- Task instructions -
Repeat the full listing below verbatim and keep the images out.

********************

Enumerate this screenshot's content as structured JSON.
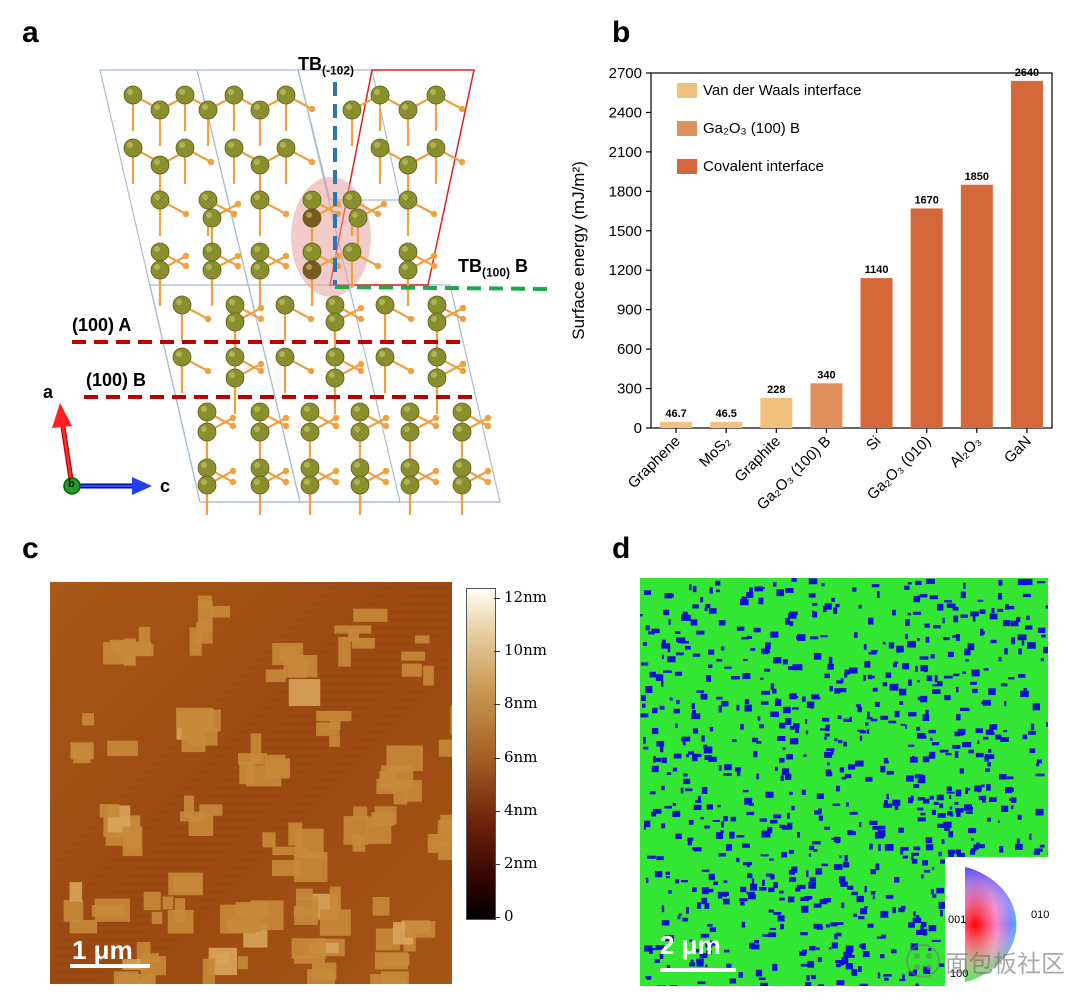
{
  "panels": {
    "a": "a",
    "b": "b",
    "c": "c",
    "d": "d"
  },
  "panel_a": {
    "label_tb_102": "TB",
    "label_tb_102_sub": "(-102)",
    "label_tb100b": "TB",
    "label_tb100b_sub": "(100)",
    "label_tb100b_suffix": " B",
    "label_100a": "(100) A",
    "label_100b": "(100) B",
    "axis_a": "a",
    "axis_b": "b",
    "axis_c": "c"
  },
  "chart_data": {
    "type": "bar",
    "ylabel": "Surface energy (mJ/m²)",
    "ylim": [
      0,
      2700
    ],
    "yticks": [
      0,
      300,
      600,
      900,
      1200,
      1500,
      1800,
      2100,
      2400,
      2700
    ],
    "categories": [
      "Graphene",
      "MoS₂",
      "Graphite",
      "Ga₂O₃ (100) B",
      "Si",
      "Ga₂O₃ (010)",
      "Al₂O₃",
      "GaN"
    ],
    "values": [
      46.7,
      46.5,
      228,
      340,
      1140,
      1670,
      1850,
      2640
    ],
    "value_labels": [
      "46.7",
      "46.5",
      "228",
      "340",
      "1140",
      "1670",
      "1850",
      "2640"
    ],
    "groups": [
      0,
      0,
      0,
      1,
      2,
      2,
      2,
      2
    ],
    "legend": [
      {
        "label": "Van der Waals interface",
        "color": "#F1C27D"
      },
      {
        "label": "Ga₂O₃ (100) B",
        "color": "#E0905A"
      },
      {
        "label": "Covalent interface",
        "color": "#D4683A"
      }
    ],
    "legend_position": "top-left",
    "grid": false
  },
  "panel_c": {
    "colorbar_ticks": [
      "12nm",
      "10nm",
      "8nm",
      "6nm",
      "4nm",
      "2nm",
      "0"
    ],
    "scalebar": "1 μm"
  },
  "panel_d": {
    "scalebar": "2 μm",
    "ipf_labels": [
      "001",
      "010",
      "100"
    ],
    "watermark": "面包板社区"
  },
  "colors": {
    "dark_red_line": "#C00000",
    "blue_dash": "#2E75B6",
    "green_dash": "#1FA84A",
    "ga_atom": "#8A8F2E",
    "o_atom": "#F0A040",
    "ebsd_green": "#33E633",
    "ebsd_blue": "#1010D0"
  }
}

********************

- Answer to this task -
Enumerate this screenshot's content as structured JSON.
{
  "panels": {
    "a": "a",
    "b": "b",
    "c": "c",
    "d": "d"
  },
  "panel_a": {
    "label_tb_102": "TB",
    "label_tb_102_sub": "(-102)",
    "label_tb100b": "TB",
    "label_tb100b_sub": "(100)",
    "label_tb100b_suffix": " B",
    "label_100a": "(100) A",
    "label_100b": "(100) B",
    "axis_a": "a",
    "axis_b": "b",
    "axis_c": "c"
  },
  "chart_data": {
    "type": "bar",
    "ylabel": "Surface energy (mJ/m²)",
    "ylim": [
      0,
      2700
    ],
    "yticks": [
      0,
      300,
      600,
      900,
      1200,
      1500,
      1800,
      2100,
      2400,
      2700
    ],
    "categories": [
      "Graphene",
      "MoS₂",
      "Graphite",
      "Ga₂O₃ (100) B",
      "Si",
      "Ga₂O₃ (010)",
      "Al₂O₃",
      "GaN"
    ],
    "values": [
      46.7,
      46.5,
      228,
      340,
      1140,
      1670,
      1850,
      2640
    ],
    "value_labels": [
      "46.7",
      "46.5",
      "228",
      "340",
      "1140",
      "1670",
      "1850",
      "2640"
    ],
    "groups": [
      0,
      0,
      0,
      1,
      2,
      2,
      2,
      2
    ],
    "legend": [
      {
        "label": "Van der Waals interface",
        "color": "#F1C27D"
      },
      {
        "label": "Ga₂O₃ (100) B",
        "color": "#E0905A"
      },
      {
        "label": "Covalent interface",
        "color": "#D4683A"
      }
    ],
    "legend_position": "top-left",
    "grid": false
  },
  "panel_c": {
    "colorbar_ticks": [
      "12nm",
      "10nm",
      "8nm",
      "6nm",
      "4nm",
      "2nm",
      "0"
    ],
    "scalebar": "1 μm"
  },
  "panel_d": {
    "scalebar": "2 μm",
    "ipf_labels": [
      "001",
      "010",
      "100"
    ],
    "watermark": "面包板社区"
  },
  "colors": {
    "dark_red_line": "#C00000",
    "blue_dash": "#2E75B6",
    "green_dash": "#1FA84A",
    "ga_atom": "#8A8F2E",
    "o_atom": "#F0A040",
    "ebsd_green": "#33E633",
    "ebsd_blue": "#1010D0"
  }
}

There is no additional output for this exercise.